Copy all lines that contain the word "from".

==========

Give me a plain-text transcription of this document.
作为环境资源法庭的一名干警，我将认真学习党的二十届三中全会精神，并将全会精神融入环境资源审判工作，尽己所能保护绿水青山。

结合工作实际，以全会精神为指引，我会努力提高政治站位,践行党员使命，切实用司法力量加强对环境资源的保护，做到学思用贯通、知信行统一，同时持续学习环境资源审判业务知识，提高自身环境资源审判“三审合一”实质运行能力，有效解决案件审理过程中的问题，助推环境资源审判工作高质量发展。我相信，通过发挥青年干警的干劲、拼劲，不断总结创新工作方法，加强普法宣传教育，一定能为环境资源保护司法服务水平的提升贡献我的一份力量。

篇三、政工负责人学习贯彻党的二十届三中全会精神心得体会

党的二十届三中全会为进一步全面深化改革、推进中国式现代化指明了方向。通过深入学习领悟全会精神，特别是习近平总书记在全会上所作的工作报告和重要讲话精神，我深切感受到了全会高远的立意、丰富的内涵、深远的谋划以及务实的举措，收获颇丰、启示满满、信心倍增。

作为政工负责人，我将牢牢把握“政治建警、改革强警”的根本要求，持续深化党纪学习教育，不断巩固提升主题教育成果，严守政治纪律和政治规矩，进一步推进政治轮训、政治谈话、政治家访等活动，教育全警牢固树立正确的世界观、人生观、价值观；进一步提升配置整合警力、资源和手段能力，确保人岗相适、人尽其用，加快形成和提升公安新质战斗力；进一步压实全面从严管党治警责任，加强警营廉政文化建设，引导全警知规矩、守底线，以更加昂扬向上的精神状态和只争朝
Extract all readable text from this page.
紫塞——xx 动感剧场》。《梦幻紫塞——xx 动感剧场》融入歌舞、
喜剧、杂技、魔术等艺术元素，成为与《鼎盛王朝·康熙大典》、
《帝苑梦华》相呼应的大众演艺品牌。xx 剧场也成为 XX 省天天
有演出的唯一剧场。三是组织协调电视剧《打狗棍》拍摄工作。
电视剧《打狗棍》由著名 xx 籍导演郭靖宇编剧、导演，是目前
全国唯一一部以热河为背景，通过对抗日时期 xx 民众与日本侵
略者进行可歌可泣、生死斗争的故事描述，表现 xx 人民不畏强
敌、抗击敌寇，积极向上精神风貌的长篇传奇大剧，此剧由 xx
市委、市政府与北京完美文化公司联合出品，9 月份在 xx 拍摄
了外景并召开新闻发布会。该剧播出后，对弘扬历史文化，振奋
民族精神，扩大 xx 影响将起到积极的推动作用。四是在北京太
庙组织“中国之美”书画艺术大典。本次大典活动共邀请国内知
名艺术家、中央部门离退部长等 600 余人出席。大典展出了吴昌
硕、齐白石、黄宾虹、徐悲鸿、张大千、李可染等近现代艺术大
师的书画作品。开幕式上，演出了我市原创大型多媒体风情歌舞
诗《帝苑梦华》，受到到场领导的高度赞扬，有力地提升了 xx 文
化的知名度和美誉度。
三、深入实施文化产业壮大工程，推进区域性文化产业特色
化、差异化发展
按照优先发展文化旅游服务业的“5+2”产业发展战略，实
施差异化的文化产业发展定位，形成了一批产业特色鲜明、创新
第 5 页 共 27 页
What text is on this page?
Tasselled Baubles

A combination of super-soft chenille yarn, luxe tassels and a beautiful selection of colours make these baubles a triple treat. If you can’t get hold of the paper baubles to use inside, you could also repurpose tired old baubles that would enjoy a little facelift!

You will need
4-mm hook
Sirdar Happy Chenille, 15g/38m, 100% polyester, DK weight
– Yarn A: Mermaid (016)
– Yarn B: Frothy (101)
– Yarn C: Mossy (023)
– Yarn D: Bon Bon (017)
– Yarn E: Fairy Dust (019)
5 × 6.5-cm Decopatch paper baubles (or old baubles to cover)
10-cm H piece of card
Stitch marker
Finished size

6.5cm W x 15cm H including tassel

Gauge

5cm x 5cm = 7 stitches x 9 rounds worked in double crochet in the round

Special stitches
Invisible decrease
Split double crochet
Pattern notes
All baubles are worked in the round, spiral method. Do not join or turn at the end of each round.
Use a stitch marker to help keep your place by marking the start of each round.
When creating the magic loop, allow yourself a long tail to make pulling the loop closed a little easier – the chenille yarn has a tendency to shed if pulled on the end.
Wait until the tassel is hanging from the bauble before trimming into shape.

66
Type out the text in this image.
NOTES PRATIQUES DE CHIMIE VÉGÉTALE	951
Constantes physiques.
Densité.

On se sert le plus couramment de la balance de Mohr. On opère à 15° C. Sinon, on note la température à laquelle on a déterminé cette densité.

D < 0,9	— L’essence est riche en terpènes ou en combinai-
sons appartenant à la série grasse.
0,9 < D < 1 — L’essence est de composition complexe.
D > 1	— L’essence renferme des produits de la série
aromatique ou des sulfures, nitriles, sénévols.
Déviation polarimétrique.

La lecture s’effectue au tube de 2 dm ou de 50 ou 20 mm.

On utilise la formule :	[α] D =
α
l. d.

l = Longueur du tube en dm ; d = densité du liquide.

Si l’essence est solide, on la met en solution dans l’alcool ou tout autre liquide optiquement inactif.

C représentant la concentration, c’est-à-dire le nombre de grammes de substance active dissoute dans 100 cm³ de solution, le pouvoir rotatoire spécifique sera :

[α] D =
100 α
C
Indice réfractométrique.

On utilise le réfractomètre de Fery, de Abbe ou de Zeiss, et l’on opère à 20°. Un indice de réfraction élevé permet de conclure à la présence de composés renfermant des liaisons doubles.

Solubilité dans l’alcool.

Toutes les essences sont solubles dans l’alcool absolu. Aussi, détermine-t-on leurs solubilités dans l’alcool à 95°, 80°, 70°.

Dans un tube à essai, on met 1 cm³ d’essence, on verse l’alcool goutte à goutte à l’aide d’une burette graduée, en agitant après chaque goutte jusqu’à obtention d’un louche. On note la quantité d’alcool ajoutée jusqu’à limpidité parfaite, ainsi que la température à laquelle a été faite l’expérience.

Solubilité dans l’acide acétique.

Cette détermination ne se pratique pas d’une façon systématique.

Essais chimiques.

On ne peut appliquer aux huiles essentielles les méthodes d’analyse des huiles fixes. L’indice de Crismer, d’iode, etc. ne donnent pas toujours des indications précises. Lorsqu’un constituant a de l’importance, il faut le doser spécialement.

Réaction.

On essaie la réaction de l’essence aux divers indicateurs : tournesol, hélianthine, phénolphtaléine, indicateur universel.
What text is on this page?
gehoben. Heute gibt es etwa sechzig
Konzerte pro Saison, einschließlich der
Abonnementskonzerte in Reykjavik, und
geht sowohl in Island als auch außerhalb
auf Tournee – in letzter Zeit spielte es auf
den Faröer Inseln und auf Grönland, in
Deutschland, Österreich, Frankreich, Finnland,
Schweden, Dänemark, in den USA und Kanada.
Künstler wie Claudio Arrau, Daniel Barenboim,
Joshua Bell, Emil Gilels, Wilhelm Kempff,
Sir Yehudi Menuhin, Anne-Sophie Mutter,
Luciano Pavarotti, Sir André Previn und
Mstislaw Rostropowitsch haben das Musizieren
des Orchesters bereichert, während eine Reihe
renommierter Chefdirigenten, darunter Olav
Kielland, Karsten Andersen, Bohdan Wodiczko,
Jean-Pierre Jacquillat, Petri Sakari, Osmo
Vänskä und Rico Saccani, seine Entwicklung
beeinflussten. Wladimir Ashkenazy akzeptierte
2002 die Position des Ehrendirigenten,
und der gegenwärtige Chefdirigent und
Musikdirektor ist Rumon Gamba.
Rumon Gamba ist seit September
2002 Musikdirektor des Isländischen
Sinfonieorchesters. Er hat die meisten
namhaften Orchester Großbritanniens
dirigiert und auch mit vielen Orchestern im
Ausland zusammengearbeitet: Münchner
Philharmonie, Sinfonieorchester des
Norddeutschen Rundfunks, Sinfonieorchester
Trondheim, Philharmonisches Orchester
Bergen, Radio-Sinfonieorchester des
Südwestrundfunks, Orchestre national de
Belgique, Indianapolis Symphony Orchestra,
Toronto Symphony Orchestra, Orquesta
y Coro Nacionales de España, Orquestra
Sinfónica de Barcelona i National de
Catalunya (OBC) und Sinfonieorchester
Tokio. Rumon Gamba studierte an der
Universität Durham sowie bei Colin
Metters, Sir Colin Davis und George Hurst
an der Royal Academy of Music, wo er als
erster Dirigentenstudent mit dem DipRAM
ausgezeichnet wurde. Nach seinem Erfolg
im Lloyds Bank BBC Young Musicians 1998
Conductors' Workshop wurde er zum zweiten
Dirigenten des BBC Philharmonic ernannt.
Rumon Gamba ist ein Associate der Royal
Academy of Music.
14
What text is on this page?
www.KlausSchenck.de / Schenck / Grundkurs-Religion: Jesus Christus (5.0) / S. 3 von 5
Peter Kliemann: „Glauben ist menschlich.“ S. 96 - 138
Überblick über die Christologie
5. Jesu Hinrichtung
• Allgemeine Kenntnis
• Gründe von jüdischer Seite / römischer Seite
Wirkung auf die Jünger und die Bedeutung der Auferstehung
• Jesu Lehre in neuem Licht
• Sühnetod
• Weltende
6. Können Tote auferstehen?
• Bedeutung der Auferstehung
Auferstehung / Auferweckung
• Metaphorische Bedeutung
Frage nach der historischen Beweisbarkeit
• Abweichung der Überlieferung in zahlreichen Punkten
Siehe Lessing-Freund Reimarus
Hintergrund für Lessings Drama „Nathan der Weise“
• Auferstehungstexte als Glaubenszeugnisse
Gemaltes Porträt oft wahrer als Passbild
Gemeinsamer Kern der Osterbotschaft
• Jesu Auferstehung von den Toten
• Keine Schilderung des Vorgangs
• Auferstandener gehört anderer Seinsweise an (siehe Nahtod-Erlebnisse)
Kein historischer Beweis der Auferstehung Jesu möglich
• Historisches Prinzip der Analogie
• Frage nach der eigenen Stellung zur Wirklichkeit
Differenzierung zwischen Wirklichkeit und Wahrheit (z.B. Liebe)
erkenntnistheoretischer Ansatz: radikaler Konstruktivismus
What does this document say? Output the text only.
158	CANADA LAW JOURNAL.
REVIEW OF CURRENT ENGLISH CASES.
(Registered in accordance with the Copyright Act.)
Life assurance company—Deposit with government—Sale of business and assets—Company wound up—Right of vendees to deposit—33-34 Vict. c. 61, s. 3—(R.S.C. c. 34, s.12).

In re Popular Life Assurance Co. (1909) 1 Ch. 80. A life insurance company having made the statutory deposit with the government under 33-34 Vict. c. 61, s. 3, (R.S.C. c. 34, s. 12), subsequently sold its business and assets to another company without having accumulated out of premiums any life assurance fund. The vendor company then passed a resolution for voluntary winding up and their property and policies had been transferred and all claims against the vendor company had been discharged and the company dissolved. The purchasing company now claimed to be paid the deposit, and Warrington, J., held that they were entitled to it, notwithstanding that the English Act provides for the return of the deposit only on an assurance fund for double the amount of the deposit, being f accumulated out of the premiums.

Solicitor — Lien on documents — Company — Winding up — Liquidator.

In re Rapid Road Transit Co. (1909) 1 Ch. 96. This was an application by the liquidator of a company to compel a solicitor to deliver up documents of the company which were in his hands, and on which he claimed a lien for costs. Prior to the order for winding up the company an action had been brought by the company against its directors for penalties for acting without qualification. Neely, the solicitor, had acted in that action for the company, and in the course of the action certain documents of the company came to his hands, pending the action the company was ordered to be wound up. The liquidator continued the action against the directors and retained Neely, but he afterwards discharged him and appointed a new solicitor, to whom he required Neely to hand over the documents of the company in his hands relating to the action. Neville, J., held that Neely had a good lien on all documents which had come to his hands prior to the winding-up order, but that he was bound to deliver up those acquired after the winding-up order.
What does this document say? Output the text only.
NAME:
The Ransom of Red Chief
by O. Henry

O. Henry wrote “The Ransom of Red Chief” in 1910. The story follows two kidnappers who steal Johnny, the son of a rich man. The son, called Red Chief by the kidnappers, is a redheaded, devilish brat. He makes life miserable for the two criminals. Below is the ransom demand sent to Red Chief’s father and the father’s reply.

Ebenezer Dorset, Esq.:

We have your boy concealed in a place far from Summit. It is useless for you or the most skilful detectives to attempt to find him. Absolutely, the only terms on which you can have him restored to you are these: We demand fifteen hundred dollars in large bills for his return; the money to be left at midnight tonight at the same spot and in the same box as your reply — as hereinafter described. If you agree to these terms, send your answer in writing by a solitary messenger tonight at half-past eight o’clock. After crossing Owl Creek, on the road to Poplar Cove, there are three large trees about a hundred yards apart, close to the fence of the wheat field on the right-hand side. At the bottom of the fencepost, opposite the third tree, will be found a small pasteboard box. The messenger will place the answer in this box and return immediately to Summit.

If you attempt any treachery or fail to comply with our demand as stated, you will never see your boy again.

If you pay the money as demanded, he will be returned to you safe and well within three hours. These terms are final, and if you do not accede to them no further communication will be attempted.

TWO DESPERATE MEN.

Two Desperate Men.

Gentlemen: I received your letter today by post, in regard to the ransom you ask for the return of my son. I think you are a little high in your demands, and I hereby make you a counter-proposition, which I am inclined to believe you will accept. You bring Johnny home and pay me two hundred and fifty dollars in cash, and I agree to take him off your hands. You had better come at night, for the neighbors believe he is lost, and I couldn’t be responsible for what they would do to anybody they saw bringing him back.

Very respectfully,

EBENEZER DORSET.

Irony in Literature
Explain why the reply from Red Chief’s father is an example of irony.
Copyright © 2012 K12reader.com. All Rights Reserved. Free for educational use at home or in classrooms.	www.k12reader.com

==========

## Exercise answer
Extract all readable text from this page.
Wait until the tassel is hanging from the bauble before trimming into shape.
We have your boy concealed in a place far from Summit. It is useless for you or the most skilful detectives to attempt to find him. Absolutely, the only terms on which you can have him restored to you are these: We demand fifteen hundred dollars in large bills for his return; the money to be left at midnight tonight at the same spot and in the same box as your reply — as hereinafter described. If you agree to these terms, send your answer in writing by a solitary messenger tonight at half-past eight o’clock. After crossing Owl Creek, on the road to Poplar Cove, there are three large trees about a hundred yards apart, close to the fence of the wheat field on the right-hand side. At the bottom of the fencepost, opposite the third tree, will be found a small pasteboard box. The messenger will place the answer in this box and return immediately to Summit.
Explain why the reply from Red Chief’s father is an example of irony.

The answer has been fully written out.